Task to complete = Please set out everything from the start of the material down to and including the line containing "smd-caption [460,887,820,919]" as a numbered list, skipping any blank lines. Leave out everything after that line.

— BEGIN —

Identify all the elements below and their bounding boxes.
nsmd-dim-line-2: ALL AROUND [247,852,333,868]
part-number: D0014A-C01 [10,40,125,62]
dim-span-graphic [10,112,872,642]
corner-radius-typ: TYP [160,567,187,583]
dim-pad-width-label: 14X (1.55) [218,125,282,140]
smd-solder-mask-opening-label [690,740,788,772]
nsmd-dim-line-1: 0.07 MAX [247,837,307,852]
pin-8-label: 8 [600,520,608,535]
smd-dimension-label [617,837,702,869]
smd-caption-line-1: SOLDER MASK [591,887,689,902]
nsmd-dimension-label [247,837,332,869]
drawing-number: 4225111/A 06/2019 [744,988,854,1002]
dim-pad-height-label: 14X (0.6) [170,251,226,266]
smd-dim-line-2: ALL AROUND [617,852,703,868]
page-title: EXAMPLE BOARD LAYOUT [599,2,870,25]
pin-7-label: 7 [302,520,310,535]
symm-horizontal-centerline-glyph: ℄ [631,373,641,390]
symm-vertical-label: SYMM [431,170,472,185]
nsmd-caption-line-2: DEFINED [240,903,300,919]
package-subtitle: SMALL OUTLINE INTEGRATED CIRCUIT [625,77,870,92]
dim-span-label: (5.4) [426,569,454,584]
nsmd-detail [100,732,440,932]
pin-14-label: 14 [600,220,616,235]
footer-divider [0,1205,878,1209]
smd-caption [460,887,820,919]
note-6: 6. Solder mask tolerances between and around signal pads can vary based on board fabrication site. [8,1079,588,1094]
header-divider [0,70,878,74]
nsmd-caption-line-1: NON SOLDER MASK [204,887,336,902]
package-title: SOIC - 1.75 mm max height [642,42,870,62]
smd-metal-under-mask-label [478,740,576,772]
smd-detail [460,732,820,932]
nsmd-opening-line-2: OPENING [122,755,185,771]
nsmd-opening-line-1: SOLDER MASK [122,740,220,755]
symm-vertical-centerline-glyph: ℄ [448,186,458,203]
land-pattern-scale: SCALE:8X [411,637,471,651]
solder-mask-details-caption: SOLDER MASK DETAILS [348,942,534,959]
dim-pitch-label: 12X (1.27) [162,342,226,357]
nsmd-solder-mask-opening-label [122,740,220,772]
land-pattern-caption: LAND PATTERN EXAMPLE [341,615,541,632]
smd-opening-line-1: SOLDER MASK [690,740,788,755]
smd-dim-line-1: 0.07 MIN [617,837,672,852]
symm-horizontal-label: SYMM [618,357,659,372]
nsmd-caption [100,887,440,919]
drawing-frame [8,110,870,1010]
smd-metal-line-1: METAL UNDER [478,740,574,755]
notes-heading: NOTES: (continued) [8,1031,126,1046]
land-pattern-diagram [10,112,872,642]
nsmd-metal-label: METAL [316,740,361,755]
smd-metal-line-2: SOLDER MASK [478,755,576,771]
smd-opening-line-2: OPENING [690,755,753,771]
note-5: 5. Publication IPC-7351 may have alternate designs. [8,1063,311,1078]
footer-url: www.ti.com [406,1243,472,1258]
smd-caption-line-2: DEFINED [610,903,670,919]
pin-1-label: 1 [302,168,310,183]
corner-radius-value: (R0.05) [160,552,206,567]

— END —

Response for this exercise =
1. Identify all the elements below and their bounding boxes.
2. nsmd-dim-line-2: ALL AROUND [247,852,333,868]
3. part-number: D0014A-C01 [10,40,125,62]
4. dim-span-graphic [10,112,872,642]
5. corner-radius-typ: TYP [160,567,187,583]
6. dim-pad-width-label: 14X (1.55) [218,125,282,140]
7. smd-solder-mask-opening-label [690,740,788,772]
8. nsmd-dim-line-1: 0.07 MAX [247,837,307,852]
9. pin-8-label: 8 [600,520,608,535]
10. smd-dimension-label [617,837,702,869]
11. smd-caption-line-1: SOLDER MASK [591,887,689,902]
12. nsmd-dimension-label [247,837,332,869]
13. drawing-number: 4225111/A 06/2019 [744,988,854,1002]
14. dim-pad-height-label: 14X (0.6) [170,251,226,266]
15. smd-dim-line-2: ALL AROUND [617,852,703,868]
16. page-title: EXAMPLE BOARD LAYOUT [599,2,870,25]
17. pin-7-label: 7 [302,520,310,535]
18. symm-horizontal-centerline-glyph: ℄ [631,373,641,390]
19. symm-vertical-label: SYMM [431,170,472,185]
20. nsmd-caption-line-2: DEFINED [240,903,300,919]
21. package-subtitle: SMALL OUTLINE INTEGRATED CIRCUIT [625,77,870,92]
22. dim-span-label: (5.4) [426,569,454,584]
23. nsmd-detail [100,732,440,932]
24. pin-14-label: 14 [600,220,616,235]
25. footer-divider [0,1205,878,1209]
26. smd-caption [460,887,820,919]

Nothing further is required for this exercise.